_Aim of the exercise_
Write out each line exactly as given. Leave the pictures out of your copy.

_Provided records_
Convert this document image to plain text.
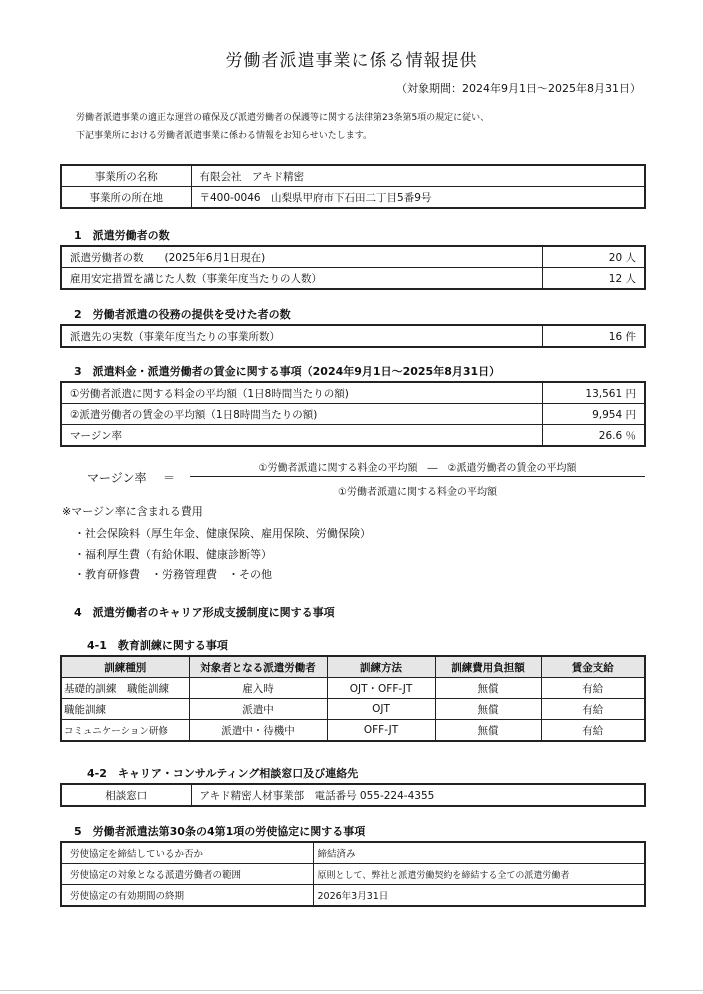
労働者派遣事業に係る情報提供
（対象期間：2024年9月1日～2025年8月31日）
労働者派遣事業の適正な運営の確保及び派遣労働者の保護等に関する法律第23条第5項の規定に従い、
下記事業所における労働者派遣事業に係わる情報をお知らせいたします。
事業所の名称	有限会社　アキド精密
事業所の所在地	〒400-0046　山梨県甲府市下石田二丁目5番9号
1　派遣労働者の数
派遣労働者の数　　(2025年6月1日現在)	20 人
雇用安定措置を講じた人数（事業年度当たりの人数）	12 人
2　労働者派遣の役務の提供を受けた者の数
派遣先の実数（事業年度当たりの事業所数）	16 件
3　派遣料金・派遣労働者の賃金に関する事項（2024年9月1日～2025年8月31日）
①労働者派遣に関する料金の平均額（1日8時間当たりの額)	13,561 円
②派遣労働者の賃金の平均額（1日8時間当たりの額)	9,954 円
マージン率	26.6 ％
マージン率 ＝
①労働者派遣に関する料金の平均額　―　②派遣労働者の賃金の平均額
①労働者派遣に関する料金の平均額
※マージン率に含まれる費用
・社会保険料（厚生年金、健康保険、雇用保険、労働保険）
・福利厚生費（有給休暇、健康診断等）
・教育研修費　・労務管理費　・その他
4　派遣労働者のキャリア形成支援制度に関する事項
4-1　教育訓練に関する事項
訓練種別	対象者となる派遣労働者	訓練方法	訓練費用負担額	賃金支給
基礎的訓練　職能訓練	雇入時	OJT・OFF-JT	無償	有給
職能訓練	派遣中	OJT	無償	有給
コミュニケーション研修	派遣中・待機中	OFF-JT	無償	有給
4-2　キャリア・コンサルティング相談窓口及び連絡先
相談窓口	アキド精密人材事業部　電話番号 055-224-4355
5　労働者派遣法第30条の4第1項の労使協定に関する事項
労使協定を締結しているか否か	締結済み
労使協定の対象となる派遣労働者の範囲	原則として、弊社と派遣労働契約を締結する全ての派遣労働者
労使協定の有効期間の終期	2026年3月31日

_Worked answer_
Convert this document image to plain text.
労働者派遣事業に係る情報提供
（対象期間：2024年9月1日～2025年8月31日）
労働者派遣事業の適正な運営の確保及び派遣労働者の保護等に関する法律第23条第5項の規定に従い、
下記事業所における労働者派遣事業に係わる情報をお知らせいたします。
事業所の名称	有限会社　アキド精密
事業所の所在地	〒400-0046　山梨県甲府市下石田二丁目5番9号
1　派遣労働者の数
派遣労働者の数　　(2025年6月1日現在)	20 人
雇用安定措置を講じた人数（事業年度当たりの人数）	12 人
2　労働者派遣の役務の提供を受けた者の数
派遣先の実数（事業年度当たりの事業所数）	16 件
3　派遣料金・派遣労働者の賃金に関する事項（2024年9月1日～2025年8月31日）
①労働者派遣に関する料金の平均額（1日8時間当たりの額)	13,561 円
②派遣労働者の賃金の平均額（1日8時間当たりの額)	9,954 円
マージン率	26.6 ％
マージン率 ＝
①労働者派遣に関する料金の平均額　―　②派遣労働者の賃金の平均額
①労働者派遣に関する料金の平均額
※マージン率に含まれる費用
・社会保険料（厚生年金、健康保険、雇用保険、労働保険）
・福利厚生費（有給休暇、健康診断等）
・教育研修費　・労務管理費　・その他
4　派遣労働者のキャリア形成支援制度に関する事項
4-1　教育訓練に関する事項
訓練種別	対象者となる派遣労働者	訓練方法	訓練費用負担額	賃金支給
基礎的訓練　職能訓練	雇入時	OJT・OFF-JT	無償	有給
職能訓練	派遣中	OJT	無償	有給
コミュニケーション研修	派遣中・待機中	OFF-JT	無償	有給
4-2　キャリア・コンサルティング相談窓口及び連絡先
相談窓口	アキド精密人材事業部　電話番号 055-224-4355
5　労働者派遣法第30条の4第1項の労使協定に関する事項
労使協定を締結しているか否か	締結済み
労使協定の対象となる派遣労働者の範囲	原則として、弊社と派遣労働契約を締結する全ての派遣労働者
労使協定の有効期間の終期	2026年3月31日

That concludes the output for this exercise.